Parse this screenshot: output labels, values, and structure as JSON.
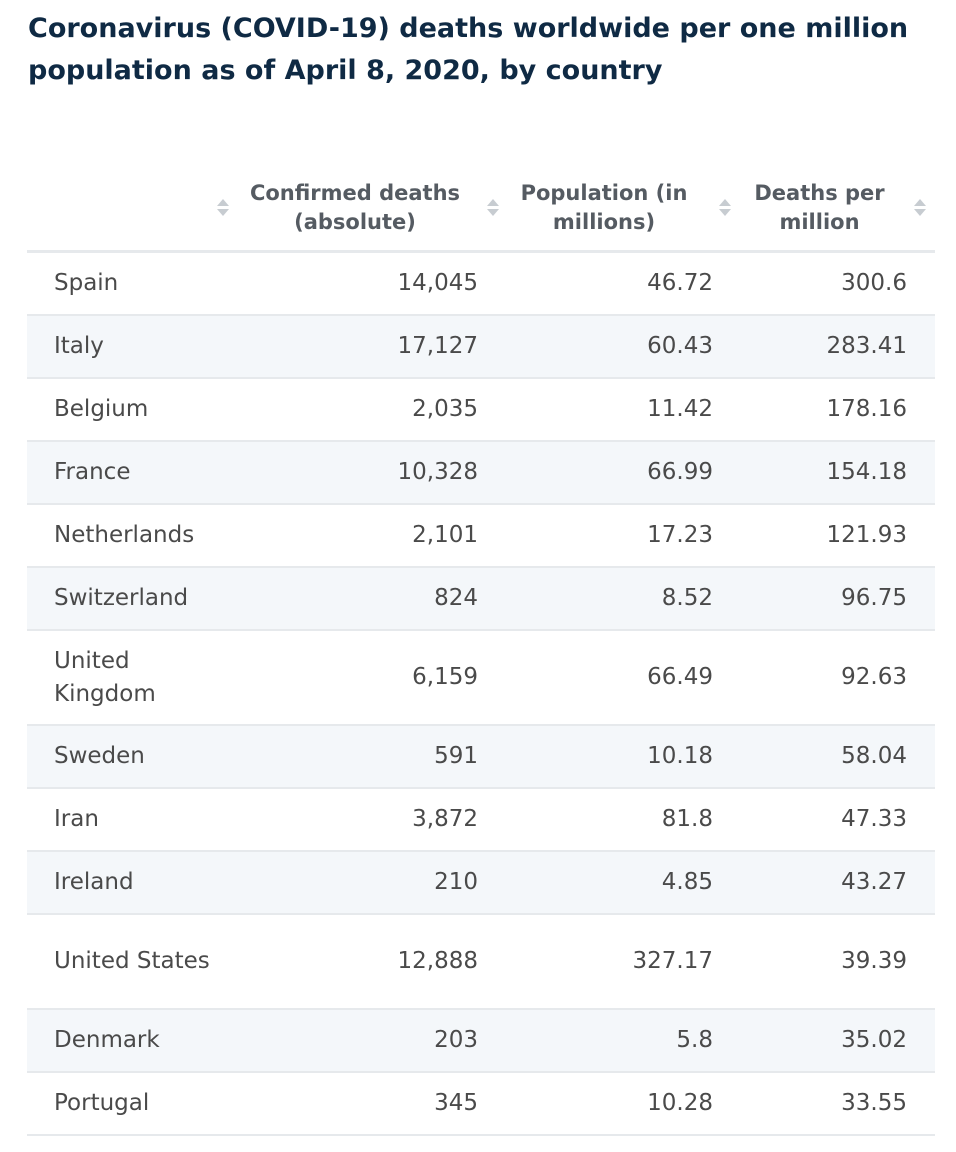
{
  "title": "Coronavirus (COVID-19) deaths worldwide per one million population as of April 8, 2020, by country",
  "chart_data": {
    "type": "table",
    "title": "Coronavirus (COVID-19) deaths worldwide per one million population as of April 8, 2020, by country",
    "columns": [
      "",
      "Confirmed deaths (absolute)",
      "Population (in millions)",
      "Deaths per million"
    ],
    "rows": [
      {
        "country": "Spain",
        "deaths": "14,045",
        "population": "46.72",
        "per_million": "300.6"
      },
      {
        "country": "Italy",
        "deaths": "17,127",
        "population": "60.43",
        "per_million": "283.41"
      },
      {
        "country": "Belgium",
        "deaths": "2,035",
        "population": "11.42",
        "per_million": "178.16"
      },
      {
        "country": "France",
        "deaths": "10,328",
        "population": "66.99",
        "per_million": "154.18"
      },
      {
        "country": "Netherlands",
        "deaths": "2,101",
        "population": "17.23",
        "per_million": "121.93"
      },
      {
        "country": "Switzerland",
        "deaths": "824",
        "population": "8.52",
        "per_million": "96.75"
      },
      {
        "country": "United Kingdom",
        "deaths": "6,159",
        "population": "66.49",
        "per_million": "92.63"
      },
      {
        "country": "Sweden",
        "deaths": "591",
        "population": "10.18",
        "per_million": "58.04"
      },
      {
        "country": "Iran",
        "deaths": "3,872",
        "population": "81.8",
        "per_million": "47.33"
      },
      {
        "country": "Ireland",
        "deaths": "210",
        "population": "4.85",
        "per_million": "43.27"
      },
      {
        "country": "United States",
        "deaths": "12,888",
        "population": "327.17",
        "per_million": "39.39"
      },
      {
        "country": "Denmark",
        "deaths": "203",
        "population": "5.8",
        "per_million": "35.02"
      },
      {
        "country": "Portugal",
        "deaths": "345",
        "population": "10.28",
        "per_million": "33.55"
      }
    ]
  },
  "colors": {
    "title": "#0f2a44",
    "text": "#4a4a4a",
    "alt_row": "#f4f7fa",
    "divider": "#e6e9ec",
    "sort_icon": "#c7ccd1"
  }
}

● ● ● ● ●

● **Task item**: Search the records for the string "Coronavirus" and, wherever a line contains it, please copy that line.

● **Problem solution**:
  "title": "Coronavirus (COVID-19) deaths worldwide per one million population as of April 8, 2020, by country",
    "title": "Coronavirus (COVID-19) deaths worldwide per one million population as of April 8, 2020, by country",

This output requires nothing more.